> **THE REQUEST**: Copy each line of the records that holds the string "document".

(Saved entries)
┄┄┄┄┄┄
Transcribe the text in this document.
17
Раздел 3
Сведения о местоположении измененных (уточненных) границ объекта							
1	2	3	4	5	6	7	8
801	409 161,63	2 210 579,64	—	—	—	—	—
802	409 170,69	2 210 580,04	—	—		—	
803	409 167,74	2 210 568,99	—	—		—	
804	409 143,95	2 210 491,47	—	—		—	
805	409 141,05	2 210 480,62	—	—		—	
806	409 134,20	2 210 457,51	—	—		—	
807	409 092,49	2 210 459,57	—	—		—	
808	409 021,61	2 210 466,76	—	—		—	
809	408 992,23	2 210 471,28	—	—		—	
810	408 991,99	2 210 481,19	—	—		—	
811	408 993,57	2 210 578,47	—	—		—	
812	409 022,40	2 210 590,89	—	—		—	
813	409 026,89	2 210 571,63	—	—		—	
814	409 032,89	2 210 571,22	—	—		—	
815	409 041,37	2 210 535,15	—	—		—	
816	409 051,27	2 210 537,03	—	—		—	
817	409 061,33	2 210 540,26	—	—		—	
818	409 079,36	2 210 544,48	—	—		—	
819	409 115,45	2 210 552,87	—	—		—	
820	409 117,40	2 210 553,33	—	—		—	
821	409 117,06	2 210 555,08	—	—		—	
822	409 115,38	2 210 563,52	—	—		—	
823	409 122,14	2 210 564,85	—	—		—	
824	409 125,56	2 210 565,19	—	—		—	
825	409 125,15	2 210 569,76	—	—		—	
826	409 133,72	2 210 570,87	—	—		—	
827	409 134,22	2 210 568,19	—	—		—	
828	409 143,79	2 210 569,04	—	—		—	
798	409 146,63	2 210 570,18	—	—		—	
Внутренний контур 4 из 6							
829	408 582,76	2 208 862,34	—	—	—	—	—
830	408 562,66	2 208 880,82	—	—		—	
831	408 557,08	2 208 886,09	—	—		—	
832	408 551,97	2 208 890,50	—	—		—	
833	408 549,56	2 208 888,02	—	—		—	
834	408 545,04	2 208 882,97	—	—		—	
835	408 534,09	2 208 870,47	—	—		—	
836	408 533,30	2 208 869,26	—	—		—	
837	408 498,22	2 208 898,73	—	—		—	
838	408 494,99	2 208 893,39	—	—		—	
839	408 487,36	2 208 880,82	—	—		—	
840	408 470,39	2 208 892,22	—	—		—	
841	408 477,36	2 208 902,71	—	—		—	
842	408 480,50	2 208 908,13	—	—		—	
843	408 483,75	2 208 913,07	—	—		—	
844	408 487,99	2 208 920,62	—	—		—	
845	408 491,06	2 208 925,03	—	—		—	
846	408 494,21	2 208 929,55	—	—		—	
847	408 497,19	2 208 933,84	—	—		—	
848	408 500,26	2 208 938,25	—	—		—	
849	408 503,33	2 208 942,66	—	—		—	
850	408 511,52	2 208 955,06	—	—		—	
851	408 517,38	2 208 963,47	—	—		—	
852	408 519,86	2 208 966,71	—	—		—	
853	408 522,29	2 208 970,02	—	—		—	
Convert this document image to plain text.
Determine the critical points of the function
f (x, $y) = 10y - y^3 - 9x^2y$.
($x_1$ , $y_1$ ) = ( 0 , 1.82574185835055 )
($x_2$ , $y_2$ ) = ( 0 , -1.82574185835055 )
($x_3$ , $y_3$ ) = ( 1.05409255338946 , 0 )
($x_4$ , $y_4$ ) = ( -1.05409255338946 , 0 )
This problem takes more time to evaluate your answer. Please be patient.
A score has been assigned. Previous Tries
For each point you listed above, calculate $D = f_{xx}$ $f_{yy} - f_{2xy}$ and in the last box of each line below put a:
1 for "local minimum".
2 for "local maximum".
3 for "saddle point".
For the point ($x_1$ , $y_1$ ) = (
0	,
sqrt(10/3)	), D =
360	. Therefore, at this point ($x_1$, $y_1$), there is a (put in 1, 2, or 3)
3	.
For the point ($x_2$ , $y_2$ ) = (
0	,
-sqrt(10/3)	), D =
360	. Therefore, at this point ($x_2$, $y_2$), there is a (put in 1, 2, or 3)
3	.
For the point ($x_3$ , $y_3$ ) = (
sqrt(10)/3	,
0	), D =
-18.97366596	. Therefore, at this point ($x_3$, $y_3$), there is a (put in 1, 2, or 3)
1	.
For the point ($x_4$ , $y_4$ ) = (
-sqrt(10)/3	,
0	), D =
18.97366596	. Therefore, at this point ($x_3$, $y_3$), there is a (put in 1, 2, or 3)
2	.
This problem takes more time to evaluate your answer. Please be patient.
┄┄┄┄┄┄
> **RESULT OF THIS TASK**:
Transcribe the text in this document.
Convert this document image to plain text.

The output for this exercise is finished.